_WHAT YOU NEED TO DO_
Copy out all the data, word for word.

_MATERIAL TO PROCESS_
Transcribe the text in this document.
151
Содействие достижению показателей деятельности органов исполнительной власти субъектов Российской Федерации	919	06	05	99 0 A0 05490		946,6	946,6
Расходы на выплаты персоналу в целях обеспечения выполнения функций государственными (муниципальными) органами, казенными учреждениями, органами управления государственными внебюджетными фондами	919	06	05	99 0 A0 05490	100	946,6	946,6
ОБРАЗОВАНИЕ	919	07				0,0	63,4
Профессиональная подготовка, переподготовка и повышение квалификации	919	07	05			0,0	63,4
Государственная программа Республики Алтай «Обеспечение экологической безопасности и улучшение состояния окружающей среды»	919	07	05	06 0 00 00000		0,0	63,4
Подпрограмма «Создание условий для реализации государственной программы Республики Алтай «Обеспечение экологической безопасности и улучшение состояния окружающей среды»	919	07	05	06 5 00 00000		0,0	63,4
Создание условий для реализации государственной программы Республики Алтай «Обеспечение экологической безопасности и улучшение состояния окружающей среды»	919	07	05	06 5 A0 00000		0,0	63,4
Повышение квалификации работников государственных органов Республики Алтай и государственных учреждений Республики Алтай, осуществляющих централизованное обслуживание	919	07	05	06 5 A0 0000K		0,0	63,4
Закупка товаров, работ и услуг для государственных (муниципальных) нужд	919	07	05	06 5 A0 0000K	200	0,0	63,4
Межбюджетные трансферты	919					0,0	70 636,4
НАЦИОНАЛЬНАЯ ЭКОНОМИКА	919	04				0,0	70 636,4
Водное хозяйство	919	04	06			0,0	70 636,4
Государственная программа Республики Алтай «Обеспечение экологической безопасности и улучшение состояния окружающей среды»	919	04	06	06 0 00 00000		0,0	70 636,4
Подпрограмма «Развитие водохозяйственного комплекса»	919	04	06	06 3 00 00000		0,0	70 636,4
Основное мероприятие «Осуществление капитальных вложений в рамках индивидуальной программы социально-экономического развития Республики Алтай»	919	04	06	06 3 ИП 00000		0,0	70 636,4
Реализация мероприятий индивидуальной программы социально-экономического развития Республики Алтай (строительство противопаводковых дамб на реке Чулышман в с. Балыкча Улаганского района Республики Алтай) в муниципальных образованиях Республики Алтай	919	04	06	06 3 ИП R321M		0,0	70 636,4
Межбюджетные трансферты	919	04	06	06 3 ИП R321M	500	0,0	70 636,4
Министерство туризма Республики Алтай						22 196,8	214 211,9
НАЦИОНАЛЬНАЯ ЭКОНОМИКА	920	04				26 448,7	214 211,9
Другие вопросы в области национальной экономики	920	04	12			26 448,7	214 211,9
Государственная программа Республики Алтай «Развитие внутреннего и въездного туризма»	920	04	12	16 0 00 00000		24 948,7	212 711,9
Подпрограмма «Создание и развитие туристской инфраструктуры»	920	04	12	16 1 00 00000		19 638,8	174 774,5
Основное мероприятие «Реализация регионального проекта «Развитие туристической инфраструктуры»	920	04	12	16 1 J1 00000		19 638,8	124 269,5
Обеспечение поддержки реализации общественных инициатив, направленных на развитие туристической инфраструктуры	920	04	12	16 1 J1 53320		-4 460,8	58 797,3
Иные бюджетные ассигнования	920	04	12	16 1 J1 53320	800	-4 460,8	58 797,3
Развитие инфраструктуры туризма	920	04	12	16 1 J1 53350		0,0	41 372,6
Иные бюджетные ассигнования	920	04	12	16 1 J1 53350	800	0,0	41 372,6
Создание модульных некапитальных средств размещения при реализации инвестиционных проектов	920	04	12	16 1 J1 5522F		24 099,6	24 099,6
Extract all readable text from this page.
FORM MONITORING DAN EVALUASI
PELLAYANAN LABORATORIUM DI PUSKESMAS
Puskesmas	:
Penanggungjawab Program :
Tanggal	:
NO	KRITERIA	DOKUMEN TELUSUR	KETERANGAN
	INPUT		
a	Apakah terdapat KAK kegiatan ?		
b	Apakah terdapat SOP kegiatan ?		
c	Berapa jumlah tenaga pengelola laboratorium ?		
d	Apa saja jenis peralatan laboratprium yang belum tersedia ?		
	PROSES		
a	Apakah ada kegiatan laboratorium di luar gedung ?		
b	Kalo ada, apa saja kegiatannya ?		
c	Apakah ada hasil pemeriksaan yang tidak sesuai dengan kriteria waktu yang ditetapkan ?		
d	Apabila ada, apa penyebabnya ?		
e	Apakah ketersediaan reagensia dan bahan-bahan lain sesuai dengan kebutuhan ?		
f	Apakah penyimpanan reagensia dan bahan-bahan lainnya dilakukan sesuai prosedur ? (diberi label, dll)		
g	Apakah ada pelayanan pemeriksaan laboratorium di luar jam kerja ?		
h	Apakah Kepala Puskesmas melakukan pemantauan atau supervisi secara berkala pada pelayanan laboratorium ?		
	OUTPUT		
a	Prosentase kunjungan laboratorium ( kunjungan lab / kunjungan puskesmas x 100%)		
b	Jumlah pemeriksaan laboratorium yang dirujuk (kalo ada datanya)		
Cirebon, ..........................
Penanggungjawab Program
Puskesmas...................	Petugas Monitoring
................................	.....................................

_ANSWER TO THE EXERCISE_
Transcribe the text in this document.
151
Содействие достижению показателей деятельности органов исполнительной власти субъектов Российской Федерации	919	06	05	99 0 A0 05490		946,6	946,6
Расходы на выплаты персоналу в целях обеспечения выполнения функций государственными (муниципальными) органами, казенными учреждениями, органами управления государственными внебюджетными фондами	919	06	05	99 0 A0 05490	100	946,6	946,6
ОБРАЗОВАНИЕ	919	07				0,0	63,4
Профессиональная подготовка, переподготовка и повышение квалификации	919	07	05			0,0	63,4
Государственная программа Республики Алтай «Обеспечение экологической безопасности и улучшение состояния окружающей среды»	919	07	05	06 0 00 00000		0,0	63,4
Подпрограмма «Создание условий для реализации государственной программы Республики Алтай «Обеспечение экологической безопасности и улучшение состояния окружающей среды»	919	07	05	06 5 00 00000		0,0	63,4
Создание условий для реализации государственной программы Республики Алтай «Обеспечение экологической безопасности и улучшение состояния окружающей среды»	919	07	05	06 5 A0 00000		0,0	63,4
Повышение квалификации работников государственных органов Республики Алтай и государственных учреждений Республики Алтай, осуществляющих централизованное обслуживание	919	07	05	06 5 A0 0000K		0,0	63,4
Закупка товаров, работ и услуг для государственных (муниципальных) нужд	919	07	05	06 5 A0 0000K	200	0,0	63,4
Межбюджетные трансферты	919					0,0	70 636,4
НАЦИОНАЛЬНАЯ ЭКОНОМИКА	919	04				0,0	70 636,4
Водное хозяйство	919	04	06			0,0	70 636,4
Государственная программа Республики Алтай «Обеспечение экологической безопасности и улучшение состояния окружающей среды»	919	04	06	06 0 00 00000		0,0	70 636,4
Подпрограмма «Развитие водохозяйственного комплекса»	919	04	06	06 3 00 00000		0,0	70 636,4
Основное мероприятие «Осуществление капитальных вложений в рамках индивидуальной программы социально-экономического развития Республики Алтай»	919	04	06	06 3 ИП 00000		0,0	70 636,4
Реализация мероприятий индивидуальной программы социально-экономического развития Республики Алтай (строительство противопаводковых дамб на реке Чулышман в с. Балыкча Улаганского района Республики Алтай) в муниципальных образованиях Республики Алтай	919	04	06	06 3 ИП R321M		0,0	70 636,4
Межбюджетные трансферты	919	04	06	06 3 ИП R321M	500	0,0	70 636,4
Министерство туризма Республики Алтай						22 196,8	214 211,9
НАЦИОНАЛЬНАЯ ЭКОНОМИКА	920	04				26 448,7	214 211,9
Другие вопросы в области национальной экономики	920	04	12			26 448,7	214 211,9
Государственная программа Республики Алтай «Развитие внутреннего и въездного туризма»	920	04	12	16 0 00 00000		24 948,7	212 711,9
Подпрограмма «Создание и развитие туристской инфраструктуры»	920	04	12	16 1 00 00000		19 638,8	174 774,5
Основное мероприятие «Реализация регионального проекта «Развитие туристической инфраструктуры»	920	04	12	16 1 J1 00000		19 638,8	124 269,5
Обеспечение поддержки реализации общественных инициатив, направленных на развитие туристической инфраструктуры	920	04	12	16 1 J1 53320		-4 460,8	58 797,3
Иные бюджетные ассигнования	920	04	12	16 1 J1 53320	800	-4 460,8	58 797,3
Развитие инфраструктуры туризма	920	04	12	16 1 J1 53350		0,0	41 372,6
Иные бюджетные ассигнования	920	04	12	16 1 J1 53350	800	0,0	41 372,6
Создание модульных некапитальных средств размещения при реализации инвестиционных проектов	920	04	12	16 1 J1 5522F		24 099,6	24 099,6
Extract all readable text from this page.
FORM MONITORING DAN EVALUASI
PELLAYANAN LABORATORIUM DI PUSKESMAS
Puskesmas	:
Penanggungjawab Program :
Tanggal	:
NO	KRITERIA	DOKUMEN TELUSUR	KETERANGAN
	INPUT		
a	Apakah terdapat KAK kegiatan ?		
b	Apakah terdapat SOP kegiatan ?		
c	Berapa jumlah tenaga pengelola laboratorium ?		
d	Apa saja jenis peralatan laboratprium yang belum tersedia ?		
	PROSES		
a	Apakah ada kegiatan laboratorium di luar gedung ?		
b	Kalo ada, apa saja kegiatannya ?		
c	Apakah ada hasil pemeriksaan yang tidak sesuai dengan kriteria waktu yang ditetapkan ?		
d	Apabila ada, apa penyebabnya ?		
e	Apakah ketersediaan reagensia dan bahan-bahan lain sesuai dengan kebutuhan ?		
f	Apakah penyimpanan reagensia dan bahan-bahan lainnya dilakukan sesuai prosedur ? (diberi label, dll)		
g	Apakah ada pelayanan pemeriksaan laboratorium di luar jam kerja ?		
h	Apakah Kepala Puskesmas melakukan pemantauan atau supervisi secara berkala pada pelayanan laboratorium ?		
	OUTPUT		
a	Prosentase kunjungan laboratorium ( kunjungan lab / kunjungan puskesmas x 100%)		
b	Jumlah pemeriksaan laboratorium yang dirujuk (kalo ada datanya)		
Cirebon, ..........................
Penanggungjawab Program
Puskesmas...................	Petugas Monitoring
................................	.....................................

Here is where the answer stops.